Records from a data collection
--- Begin ---

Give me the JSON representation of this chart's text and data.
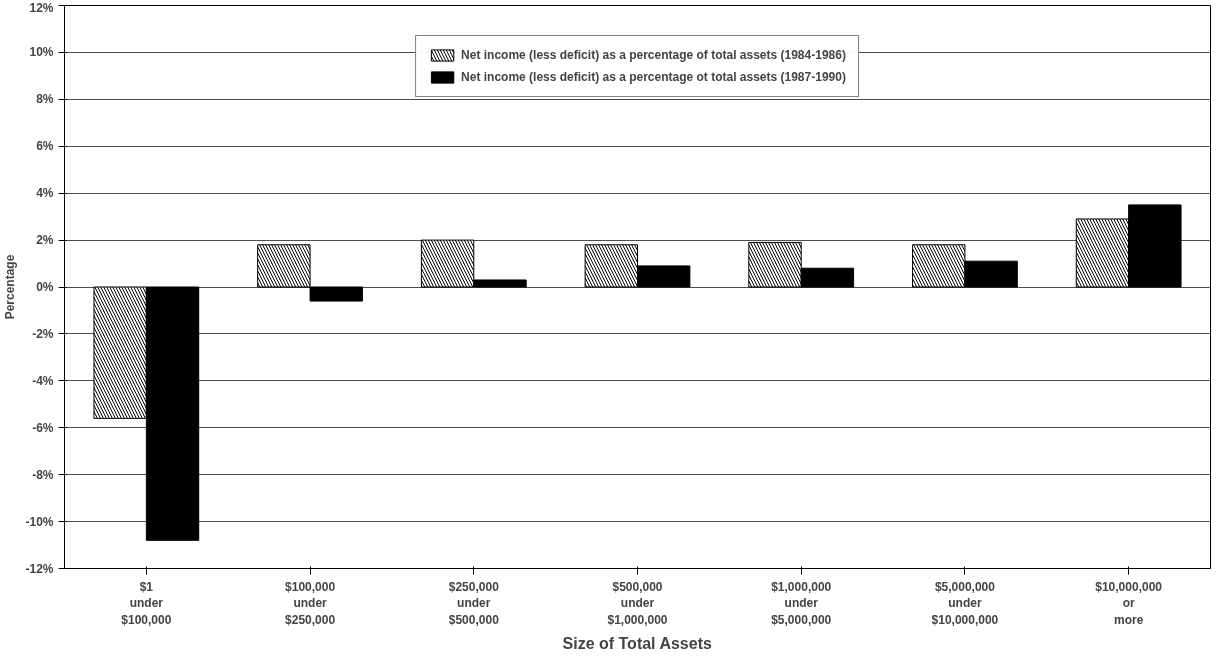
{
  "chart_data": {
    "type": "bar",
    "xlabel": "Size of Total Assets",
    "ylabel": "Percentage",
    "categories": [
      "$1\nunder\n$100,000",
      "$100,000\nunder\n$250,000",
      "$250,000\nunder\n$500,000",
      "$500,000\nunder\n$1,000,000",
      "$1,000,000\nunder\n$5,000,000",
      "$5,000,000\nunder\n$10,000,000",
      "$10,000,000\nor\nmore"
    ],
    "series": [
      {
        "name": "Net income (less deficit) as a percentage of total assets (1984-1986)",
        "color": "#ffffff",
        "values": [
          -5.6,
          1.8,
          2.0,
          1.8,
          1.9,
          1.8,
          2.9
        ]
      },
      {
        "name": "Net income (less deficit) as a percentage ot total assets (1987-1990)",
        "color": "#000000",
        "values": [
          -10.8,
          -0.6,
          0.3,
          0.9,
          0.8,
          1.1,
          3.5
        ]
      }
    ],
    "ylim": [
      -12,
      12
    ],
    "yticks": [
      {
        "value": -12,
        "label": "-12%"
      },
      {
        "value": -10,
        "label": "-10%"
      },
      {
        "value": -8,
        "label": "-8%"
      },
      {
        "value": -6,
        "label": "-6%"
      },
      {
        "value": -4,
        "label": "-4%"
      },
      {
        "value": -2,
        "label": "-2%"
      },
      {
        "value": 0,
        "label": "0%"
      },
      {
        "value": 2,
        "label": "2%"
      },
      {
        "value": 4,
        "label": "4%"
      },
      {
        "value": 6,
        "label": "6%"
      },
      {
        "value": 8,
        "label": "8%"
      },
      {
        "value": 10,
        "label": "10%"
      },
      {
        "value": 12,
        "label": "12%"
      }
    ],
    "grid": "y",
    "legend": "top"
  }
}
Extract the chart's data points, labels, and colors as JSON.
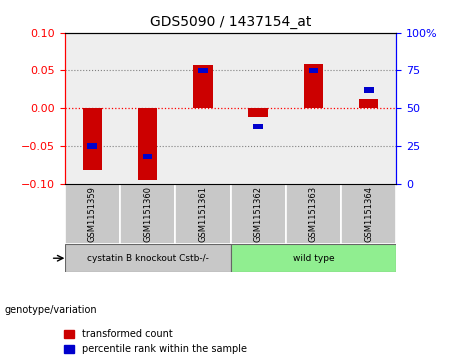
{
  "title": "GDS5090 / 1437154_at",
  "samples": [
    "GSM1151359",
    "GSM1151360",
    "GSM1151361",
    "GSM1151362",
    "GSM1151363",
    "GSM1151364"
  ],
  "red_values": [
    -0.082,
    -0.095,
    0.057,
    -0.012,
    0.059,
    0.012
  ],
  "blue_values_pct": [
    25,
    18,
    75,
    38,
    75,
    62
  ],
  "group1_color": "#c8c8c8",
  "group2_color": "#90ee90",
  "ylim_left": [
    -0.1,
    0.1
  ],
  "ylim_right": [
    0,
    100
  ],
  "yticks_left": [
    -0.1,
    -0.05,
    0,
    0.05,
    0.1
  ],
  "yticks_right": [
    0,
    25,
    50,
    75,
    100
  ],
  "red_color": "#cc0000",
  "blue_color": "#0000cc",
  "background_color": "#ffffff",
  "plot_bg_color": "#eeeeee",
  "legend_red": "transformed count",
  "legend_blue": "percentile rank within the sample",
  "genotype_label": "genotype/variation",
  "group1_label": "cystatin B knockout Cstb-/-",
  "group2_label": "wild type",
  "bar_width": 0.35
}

--- End ---
--- Begin ---

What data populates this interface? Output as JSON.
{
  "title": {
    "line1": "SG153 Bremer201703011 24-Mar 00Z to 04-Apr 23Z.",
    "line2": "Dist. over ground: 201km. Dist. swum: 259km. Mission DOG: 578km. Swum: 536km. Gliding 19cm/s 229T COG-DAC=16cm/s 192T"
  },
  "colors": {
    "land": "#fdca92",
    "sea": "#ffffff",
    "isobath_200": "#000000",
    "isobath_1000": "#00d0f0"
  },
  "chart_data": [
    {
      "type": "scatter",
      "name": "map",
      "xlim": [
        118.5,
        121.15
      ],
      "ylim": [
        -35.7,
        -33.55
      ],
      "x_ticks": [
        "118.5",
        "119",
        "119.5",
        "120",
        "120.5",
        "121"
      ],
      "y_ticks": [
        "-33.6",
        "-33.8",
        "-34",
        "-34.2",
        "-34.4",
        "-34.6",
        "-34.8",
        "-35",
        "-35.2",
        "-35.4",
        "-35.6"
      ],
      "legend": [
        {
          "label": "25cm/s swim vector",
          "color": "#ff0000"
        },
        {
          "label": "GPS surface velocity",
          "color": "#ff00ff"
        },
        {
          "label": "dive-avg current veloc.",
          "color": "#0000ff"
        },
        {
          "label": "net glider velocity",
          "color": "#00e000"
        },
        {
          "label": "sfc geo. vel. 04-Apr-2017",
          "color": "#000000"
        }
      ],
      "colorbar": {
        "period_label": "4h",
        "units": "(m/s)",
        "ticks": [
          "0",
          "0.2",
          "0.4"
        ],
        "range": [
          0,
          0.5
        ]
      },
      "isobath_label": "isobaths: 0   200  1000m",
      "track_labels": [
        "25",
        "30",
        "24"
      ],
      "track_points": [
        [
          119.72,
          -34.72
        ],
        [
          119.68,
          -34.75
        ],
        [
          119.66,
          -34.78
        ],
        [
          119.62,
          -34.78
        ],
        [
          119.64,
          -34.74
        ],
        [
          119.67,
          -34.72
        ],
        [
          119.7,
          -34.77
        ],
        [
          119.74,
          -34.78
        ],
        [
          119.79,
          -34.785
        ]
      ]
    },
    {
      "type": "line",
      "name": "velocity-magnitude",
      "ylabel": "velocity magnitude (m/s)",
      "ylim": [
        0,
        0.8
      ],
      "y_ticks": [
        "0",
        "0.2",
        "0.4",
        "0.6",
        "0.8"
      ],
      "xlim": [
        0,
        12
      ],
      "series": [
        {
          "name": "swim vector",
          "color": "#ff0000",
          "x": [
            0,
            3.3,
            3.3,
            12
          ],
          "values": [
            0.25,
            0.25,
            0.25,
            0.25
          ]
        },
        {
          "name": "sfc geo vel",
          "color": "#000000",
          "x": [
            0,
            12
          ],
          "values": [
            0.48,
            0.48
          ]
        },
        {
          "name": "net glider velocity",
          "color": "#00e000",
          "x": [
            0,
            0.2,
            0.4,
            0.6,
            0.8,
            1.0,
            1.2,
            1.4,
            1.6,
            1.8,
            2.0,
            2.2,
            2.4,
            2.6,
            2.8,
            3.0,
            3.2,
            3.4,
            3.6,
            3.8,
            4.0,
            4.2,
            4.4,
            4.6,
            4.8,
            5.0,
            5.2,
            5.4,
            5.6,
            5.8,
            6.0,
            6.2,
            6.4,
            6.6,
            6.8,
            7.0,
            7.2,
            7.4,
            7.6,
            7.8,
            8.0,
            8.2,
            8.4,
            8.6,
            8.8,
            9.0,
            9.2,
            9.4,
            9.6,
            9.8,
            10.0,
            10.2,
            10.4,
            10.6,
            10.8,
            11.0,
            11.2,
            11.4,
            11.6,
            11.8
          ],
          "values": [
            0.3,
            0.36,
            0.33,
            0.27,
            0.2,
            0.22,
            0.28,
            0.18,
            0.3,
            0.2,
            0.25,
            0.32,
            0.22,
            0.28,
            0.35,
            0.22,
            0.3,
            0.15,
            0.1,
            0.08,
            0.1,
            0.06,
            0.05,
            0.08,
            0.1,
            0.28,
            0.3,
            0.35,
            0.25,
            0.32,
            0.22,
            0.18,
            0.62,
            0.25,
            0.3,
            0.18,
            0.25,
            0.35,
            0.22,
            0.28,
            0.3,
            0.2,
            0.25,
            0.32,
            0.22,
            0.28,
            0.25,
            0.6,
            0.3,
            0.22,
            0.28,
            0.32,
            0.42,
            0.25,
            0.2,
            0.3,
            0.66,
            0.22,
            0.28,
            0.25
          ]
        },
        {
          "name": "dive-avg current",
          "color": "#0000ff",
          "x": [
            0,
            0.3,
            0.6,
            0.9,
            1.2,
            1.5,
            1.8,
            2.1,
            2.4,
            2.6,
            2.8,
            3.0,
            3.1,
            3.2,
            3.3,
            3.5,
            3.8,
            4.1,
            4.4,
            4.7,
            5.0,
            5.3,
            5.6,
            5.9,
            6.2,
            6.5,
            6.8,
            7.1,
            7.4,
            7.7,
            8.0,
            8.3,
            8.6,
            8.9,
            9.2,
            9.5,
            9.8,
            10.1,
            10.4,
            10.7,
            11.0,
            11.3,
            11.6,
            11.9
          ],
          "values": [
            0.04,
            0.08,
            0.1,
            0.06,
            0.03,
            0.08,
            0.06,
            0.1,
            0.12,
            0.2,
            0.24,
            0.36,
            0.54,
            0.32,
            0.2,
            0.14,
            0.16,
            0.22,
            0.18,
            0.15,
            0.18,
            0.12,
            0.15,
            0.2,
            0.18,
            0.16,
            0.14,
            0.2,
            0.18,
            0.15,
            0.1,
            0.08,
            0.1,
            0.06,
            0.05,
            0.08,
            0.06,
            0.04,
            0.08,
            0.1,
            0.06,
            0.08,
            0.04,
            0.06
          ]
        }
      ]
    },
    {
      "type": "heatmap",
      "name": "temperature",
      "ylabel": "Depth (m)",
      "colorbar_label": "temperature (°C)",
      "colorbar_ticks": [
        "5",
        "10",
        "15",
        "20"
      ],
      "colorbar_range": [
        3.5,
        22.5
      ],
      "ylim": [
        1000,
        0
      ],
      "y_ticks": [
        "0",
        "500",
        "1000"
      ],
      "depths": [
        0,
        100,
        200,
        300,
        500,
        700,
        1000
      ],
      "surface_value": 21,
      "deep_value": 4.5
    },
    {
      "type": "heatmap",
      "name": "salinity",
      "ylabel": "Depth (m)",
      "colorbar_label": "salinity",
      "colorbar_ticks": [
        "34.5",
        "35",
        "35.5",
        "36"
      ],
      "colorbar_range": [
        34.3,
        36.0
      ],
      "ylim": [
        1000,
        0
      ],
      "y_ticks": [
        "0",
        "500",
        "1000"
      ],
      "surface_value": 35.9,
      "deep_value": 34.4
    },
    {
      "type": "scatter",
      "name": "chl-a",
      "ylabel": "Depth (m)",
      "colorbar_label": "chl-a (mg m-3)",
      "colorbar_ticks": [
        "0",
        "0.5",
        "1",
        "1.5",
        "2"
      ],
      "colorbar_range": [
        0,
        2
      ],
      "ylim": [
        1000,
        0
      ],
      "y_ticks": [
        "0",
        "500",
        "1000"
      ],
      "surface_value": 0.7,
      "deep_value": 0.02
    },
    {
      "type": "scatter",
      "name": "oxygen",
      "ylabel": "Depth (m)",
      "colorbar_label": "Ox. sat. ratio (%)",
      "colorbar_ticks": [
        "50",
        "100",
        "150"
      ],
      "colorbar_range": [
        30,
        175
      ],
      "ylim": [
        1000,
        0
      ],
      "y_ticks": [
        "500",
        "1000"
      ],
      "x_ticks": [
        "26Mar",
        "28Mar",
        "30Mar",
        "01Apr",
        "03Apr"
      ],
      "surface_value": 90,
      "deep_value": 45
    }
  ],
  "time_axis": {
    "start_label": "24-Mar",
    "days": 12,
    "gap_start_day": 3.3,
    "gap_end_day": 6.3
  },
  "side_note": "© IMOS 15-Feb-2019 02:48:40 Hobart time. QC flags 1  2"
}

--- End ---

**AIM**.
Find the lines above that contain the word "deficit" and collect them.

**ANSWER BELOW**.
        "name": "Net income (less deficit) as a percentage of total assets (1984-1986)",
        "name": "Net income (less deficit) as a percentage ot total assets (1987-1990)",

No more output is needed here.